***** Record list *****

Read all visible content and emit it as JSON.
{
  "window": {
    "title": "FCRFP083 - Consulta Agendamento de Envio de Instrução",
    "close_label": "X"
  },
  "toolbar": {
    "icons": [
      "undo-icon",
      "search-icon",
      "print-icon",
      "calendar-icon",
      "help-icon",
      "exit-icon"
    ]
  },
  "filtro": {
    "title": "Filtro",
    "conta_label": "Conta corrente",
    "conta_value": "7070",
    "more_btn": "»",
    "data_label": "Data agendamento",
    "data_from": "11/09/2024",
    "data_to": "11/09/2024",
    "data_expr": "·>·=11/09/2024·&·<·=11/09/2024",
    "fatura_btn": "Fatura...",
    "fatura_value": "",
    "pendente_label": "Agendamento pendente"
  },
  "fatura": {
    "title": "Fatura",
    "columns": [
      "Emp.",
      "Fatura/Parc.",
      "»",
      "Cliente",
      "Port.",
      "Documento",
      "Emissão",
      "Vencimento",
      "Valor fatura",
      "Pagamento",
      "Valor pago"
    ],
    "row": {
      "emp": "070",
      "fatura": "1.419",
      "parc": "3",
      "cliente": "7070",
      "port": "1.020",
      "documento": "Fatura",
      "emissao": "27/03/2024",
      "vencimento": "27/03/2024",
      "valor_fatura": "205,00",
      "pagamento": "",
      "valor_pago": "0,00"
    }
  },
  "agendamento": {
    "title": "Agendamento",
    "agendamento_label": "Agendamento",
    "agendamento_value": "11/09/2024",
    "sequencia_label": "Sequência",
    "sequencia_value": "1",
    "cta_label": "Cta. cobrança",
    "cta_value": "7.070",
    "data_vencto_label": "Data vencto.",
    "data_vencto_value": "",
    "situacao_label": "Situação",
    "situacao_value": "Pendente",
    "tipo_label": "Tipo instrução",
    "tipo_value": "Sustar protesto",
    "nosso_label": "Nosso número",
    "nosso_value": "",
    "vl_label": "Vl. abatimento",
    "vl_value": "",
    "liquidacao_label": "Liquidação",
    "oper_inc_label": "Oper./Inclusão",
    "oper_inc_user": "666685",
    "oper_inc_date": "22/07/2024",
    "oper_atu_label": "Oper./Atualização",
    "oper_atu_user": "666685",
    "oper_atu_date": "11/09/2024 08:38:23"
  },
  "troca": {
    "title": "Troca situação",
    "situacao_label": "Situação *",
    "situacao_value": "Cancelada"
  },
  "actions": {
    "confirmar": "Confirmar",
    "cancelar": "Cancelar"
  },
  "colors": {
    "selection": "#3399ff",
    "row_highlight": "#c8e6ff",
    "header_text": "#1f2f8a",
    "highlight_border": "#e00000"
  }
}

*****

* Instructions for the task *
Provide an exact reproduction of all the entries shown above.

* Correct response *
Read all visible content and emit it as JSON.
{
  "window": {
    "title": "FCRFP083 - Consulta Agendamento de Envio de Instrução",
    "close_label": "X"
  },
  "toolbar": {
    "icons": [
      "undo-icon",
      "search-icon",
      "print-icon",
      "calendar-icon",
      "help-icon",
      "exit-icon"
    ]
  },
  "filtro": {
    "title": "Filtro",
    "conta_label": "Conta corrente",
    "conta_value": "7070",
    "more_btn": "»",
    "data_label": "Data agendamento",
    "data_from": "11/09/2024",
    "data_to": "11/09/2024",
    "data_expr": "·>·=11/09/2024·&·<·=11/09/2024",
    "fatura_btn": "Fatura...",
    "fatura_value": "",
    "pendente_label": "Agendamento pendente"
  },
  "fatura": {
    "title": "Fatura",
    "columns": [
      "Emp.",
      "Fatura/Parc.",
      "»",
      "Cliente",
      "Port.",
      "Documento",
      "Emissão",
      "Vencimento",
      "Valor fatura",
      "Pagamento",
      "Valor pago"
    ],
    "row": {
      "emp": "070",
      "fatura": "1.419",
      "parc": "3",
      "cliente": "7070",
      "port": "1.020",
      "documento": "Fatura",
      "emissao": "27/03/2024",
      "vencimento": "27/03/2024",
      "valor_fatura": "205,00",
      "pagamento": "",
      "valor_pago": "0,00"
    }
  },
  "agendamento": {
    "title": "Agendamento",
    "agendamento_label": "Agendamento",
    "agendamento_value": "11/09/2024",
    "sequencia_label": "Sequência",
    "sequencia_value": "1",
    "cta_label": "Cta. cobrança",
    "cta_value": "7.070",
    "data_vencto_label": "Data vencto.",
    "data_vencto_value": "",
    "situacao_label": "Situação",
    "situacao_value": "Pendente",
    "tipo_label": "Tipo instrução",
    "tipo_value": "Sustar protesto",
    "nosso_label": "Nosso número",
    "nosso_value": "",
    "vl_label": "Vl. abatimento",
    "vl_value": "",
    "liquidacao_label": "Liquidação",
    "oper_inc_label": "Oper./Inclusão",
    "oper_inc_user": "666685",
    "oper_inc_date": "22/07/2024",
    "oper_atu_label": "Oper./Atualização",
    "oper_atu_user": "666685",
    "oper_atu_date": "11/09/2024 08:38:23"
  },
  "troca": {
    "title": "Troca situação",
    "situacao_label": "Situação *",
    "situacao_value": "Cancelada"
  },
  "actions": {
    "confirmar": "Confirmar",
    "cancelar": "Cancelar"
  },
  "colors": {
    "selection": "#3399ff",
    "row_highlight": "#c8e6ff",
    "header_text": "#1f2f8a",
    "highlight_border": "#e00000"
  }
}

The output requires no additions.